[CHALLENGE] Exclude all pictures, then copy each of the records exactly as written.

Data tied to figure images
════════════════

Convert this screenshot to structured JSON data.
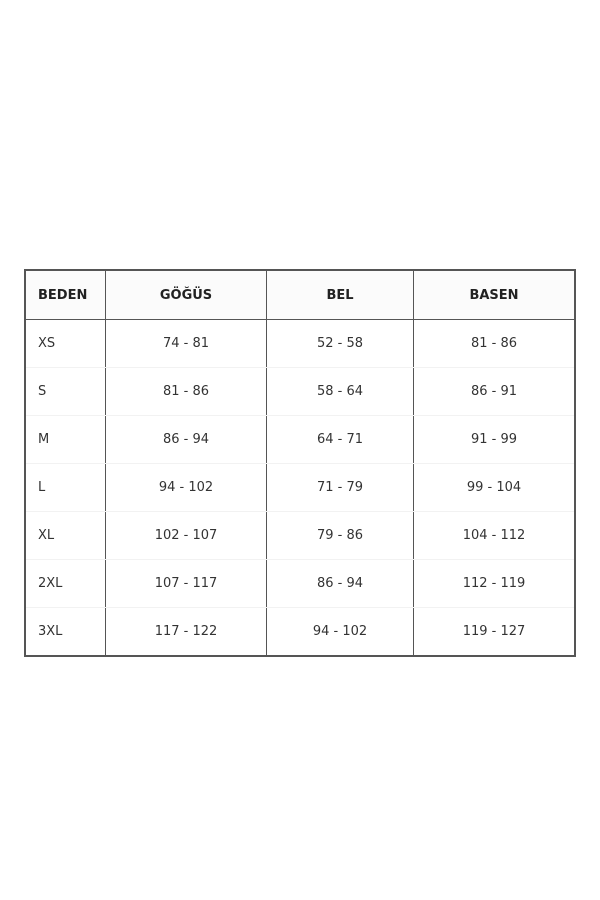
{
  "table": {
    "headers": [
      "BEDEN",
      "GÖĞÜS",
      "BEL",
      "BASEN"
    ],
    "rows": [
      [
        "XS",
        "74 - 81",
        "52 - 58",
        "81 - 86"
      ],
      [
        "S",
        "81 - 86",
        "58 - 64",
        "86 - 91"
      ],
      [
        "M",
        "86 - 94",
        "64 - 71",
        "91 - 99"
      ],
      [
        "L",
        "94 - 102",
        "71 - 79",
        "99 - 104"
      ],
      [
        "XL",
        "102 - 107",
        "79 - 86",
        "104 - 112"
      ],
      [
        "2XL",
        "107 - 117",
        "86 - 94",
        "112 - 119"
      ],
      [
        "3XL",
        "117 - 122",
        "94 - 102",
        "119 - 127"
      ]
    ]
  }
}
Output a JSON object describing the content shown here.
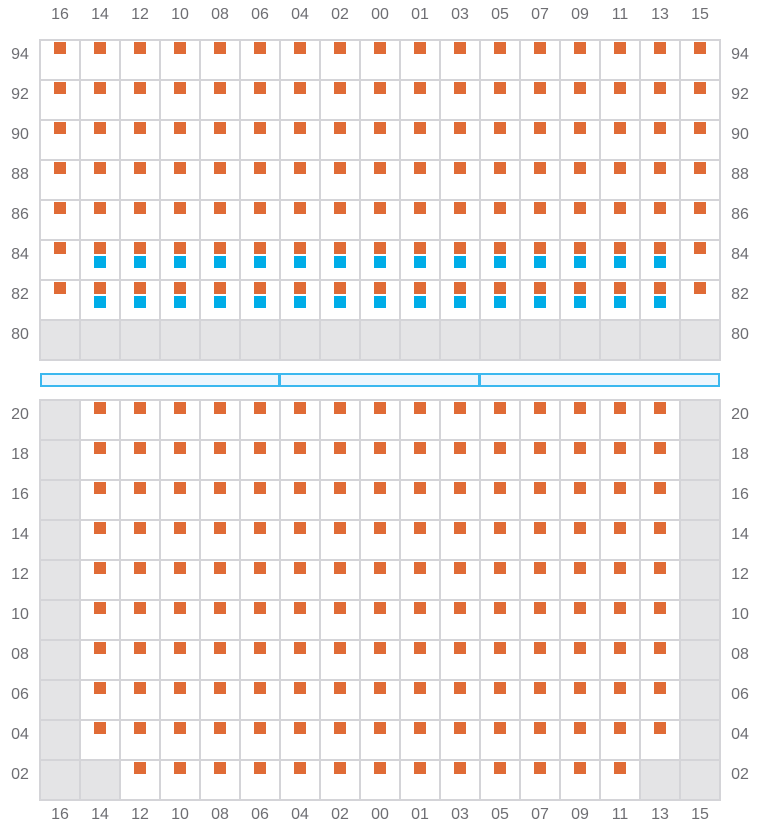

════════════════

[THE RESULT]
Convert this screenshot to structured JSON data.
{
  "table": {
    "headers": [
      "BEDEN",
      "GÖĞÜS",
      "BEL",
      "BASEN"
    ],
    "rows": [
      [
        "XS",
        "74 - 81",
        "52 - 58",
        "81 - 86"
      ],
      [
        "S",
        "81 - 86",
        "58 - 64",
        "86 - 91"
      ],
      [
        "M",
        "86 - 94",
        "64 - 71",
        "91 - 99"
      ],
      [
        "L",
        "94 - 102",
        "71 - 79",
        "99 - 104"
      ],
      [
        "XL",
        "102 - 107",
        "79 - 86",
        "104 - 112"
      ],
      [
        "2XL",
        "107 - 117",
        "86 - 94",
        "112 - 119"
      ],
      [
        "3XL",
        "117 - 122",
        "94 - 102",
        "119 - 127"
      ]
    ]
  }
}
Output a JSON object describing the content shown here.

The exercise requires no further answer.